[Goal]: Select lines where the word "description" appears.

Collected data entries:

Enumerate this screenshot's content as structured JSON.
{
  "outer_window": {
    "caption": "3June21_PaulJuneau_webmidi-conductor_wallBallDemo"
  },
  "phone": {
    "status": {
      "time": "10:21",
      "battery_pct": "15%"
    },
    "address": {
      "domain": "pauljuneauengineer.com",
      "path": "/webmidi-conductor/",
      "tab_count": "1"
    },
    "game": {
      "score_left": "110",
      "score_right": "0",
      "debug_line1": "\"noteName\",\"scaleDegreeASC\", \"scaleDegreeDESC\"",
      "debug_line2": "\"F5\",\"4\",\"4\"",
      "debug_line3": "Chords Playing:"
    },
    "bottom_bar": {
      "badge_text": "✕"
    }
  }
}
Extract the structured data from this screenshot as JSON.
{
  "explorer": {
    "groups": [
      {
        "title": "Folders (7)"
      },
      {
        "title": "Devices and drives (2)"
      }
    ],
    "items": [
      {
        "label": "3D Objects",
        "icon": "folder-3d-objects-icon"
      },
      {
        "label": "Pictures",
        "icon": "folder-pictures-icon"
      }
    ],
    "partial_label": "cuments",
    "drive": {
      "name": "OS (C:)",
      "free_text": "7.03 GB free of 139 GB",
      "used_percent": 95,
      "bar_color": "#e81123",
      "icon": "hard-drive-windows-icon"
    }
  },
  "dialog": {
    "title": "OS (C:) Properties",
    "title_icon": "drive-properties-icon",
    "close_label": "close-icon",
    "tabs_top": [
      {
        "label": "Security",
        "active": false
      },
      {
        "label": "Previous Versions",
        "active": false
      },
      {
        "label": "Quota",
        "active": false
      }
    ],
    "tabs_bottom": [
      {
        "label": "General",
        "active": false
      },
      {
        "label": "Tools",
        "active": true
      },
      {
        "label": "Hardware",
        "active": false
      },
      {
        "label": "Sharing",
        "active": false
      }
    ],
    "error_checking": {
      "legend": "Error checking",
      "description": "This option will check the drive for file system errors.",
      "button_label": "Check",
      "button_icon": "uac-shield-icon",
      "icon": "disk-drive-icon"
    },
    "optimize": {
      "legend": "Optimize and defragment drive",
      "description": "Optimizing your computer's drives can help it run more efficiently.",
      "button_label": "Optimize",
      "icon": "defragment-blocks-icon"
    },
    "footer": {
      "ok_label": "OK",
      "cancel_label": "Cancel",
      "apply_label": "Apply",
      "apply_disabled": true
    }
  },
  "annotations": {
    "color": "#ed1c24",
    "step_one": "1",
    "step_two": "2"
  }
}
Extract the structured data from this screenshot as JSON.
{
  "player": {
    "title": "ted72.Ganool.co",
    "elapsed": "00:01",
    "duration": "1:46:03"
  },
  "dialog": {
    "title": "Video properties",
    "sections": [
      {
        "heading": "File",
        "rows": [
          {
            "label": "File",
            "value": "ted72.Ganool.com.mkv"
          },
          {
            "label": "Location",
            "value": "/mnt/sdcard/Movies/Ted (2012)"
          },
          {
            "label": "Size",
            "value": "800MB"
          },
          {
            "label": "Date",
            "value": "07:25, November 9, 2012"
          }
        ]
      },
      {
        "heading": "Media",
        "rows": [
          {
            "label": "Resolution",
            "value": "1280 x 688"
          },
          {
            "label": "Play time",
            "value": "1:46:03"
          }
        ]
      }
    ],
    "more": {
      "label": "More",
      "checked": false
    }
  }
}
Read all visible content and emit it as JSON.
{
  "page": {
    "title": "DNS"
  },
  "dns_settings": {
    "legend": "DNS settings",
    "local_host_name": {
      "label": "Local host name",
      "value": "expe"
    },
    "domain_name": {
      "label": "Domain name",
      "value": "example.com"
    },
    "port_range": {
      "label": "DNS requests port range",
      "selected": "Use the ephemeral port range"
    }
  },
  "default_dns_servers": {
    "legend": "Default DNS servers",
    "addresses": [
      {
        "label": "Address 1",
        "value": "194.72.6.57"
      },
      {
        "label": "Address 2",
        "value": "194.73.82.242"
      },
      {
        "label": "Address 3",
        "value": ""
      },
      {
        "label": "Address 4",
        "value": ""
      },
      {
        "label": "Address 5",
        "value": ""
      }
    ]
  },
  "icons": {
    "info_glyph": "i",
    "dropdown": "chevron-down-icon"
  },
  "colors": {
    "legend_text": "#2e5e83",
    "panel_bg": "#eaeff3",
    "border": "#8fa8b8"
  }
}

[Complete response]:
      "description": "This option will check the drive for file system errors.",
      "description": "Optimizing your computer's drives can help it run more efficiently.",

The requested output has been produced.